# To be done
Say how many lines hold the string "from", and nothing more.

# Information shown
════════════════

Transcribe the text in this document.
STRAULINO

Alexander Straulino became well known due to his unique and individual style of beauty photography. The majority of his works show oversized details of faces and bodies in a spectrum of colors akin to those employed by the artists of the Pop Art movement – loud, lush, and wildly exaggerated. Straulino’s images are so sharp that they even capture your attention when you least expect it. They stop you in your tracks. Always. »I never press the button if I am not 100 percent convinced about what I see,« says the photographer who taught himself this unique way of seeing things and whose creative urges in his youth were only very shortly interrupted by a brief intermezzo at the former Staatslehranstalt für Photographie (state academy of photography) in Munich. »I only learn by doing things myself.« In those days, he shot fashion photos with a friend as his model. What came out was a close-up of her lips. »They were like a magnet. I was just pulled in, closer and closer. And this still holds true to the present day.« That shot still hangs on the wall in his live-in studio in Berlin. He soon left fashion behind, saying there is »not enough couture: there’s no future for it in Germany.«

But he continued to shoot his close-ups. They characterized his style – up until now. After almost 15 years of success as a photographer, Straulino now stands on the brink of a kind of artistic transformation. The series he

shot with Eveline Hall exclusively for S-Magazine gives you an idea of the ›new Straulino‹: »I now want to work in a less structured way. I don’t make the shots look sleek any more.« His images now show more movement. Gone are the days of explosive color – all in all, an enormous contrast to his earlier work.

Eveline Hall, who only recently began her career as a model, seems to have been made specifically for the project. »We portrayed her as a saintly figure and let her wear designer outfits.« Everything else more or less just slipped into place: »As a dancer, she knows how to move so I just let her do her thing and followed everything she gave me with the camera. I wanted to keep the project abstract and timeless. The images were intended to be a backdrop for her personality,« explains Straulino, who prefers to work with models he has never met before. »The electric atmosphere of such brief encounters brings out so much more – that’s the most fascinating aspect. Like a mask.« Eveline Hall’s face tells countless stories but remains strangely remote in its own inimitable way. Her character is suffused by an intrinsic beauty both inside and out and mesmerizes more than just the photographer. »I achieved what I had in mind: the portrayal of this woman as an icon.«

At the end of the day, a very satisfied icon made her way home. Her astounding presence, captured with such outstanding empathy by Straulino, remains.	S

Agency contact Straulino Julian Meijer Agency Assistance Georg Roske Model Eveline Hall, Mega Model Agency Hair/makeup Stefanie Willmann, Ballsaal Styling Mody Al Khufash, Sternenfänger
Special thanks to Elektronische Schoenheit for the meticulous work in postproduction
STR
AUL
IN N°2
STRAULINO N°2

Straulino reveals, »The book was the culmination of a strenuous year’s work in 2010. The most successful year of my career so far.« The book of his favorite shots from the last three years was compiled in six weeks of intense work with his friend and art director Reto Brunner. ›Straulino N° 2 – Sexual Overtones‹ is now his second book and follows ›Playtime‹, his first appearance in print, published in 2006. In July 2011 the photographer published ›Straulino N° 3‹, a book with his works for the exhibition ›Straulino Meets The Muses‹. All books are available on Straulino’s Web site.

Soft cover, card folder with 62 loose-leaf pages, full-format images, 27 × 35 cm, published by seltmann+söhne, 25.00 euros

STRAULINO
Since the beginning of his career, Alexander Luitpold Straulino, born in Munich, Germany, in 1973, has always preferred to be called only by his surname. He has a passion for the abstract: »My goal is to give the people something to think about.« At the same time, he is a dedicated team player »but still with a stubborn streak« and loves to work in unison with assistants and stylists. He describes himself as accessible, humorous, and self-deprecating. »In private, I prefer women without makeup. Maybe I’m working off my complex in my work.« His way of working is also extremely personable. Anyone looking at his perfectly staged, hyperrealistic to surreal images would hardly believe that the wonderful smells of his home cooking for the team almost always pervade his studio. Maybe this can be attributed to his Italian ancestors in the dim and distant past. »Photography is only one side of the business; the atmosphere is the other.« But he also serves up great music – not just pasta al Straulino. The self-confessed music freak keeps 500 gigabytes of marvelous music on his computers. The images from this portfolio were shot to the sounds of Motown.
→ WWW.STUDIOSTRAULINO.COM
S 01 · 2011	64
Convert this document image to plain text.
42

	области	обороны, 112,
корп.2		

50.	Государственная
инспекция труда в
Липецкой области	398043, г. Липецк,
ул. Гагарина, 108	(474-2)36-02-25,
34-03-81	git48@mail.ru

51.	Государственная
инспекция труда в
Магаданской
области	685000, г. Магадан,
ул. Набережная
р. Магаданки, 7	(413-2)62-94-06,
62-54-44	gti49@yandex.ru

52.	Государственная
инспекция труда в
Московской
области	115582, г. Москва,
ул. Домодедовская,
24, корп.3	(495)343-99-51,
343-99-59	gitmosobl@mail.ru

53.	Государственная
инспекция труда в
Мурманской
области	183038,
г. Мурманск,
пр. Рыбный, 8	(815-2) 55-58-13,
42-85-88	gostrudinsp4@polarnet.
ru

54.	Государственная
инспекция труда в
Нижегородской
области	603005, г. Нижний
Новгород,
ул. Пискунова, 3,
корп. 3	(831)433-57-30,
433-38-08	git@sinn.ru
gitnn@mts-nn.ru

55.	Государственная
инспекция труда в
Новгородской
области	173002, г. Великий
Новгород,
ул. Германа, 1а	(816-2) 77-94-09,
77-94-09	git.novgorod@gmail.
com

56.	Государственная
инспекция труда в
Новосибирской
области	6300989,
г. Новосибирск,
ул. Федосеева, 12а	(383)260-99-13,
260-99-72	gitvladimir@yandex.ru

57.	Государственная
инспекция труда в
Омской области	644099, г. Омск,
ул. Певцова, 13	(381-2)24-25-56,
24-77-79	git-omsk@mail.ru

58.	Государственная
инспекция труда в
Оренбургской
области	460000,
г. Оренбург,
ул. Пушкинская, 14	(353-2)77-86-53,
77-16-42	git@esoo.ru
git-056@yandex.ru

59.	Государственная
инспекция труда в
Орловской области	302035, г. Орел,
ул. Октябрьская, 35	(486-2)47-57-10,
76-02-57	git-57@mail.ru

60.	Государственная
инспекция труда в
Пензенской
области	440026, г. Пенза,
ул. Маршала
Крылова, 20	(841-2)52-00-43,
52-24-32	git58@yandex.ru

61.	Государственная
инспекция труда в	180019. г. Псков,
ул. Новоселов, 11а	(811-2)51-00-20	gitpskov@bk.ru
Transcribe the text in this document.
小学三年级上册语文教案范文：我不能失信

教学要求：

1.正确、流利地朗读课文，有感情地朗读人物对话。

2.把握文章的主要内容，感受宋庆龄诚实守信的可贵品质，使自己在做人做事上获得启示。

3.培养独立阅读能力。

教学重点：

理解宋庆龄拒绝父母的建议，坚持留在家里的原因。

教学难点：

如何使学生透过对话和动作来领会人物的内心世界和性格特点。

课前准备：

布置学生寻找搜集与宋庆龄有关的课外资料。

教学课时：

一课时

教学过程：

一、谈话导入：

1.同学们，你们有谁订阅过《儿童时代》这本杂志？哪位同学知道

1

════════════════

# Exercise result
2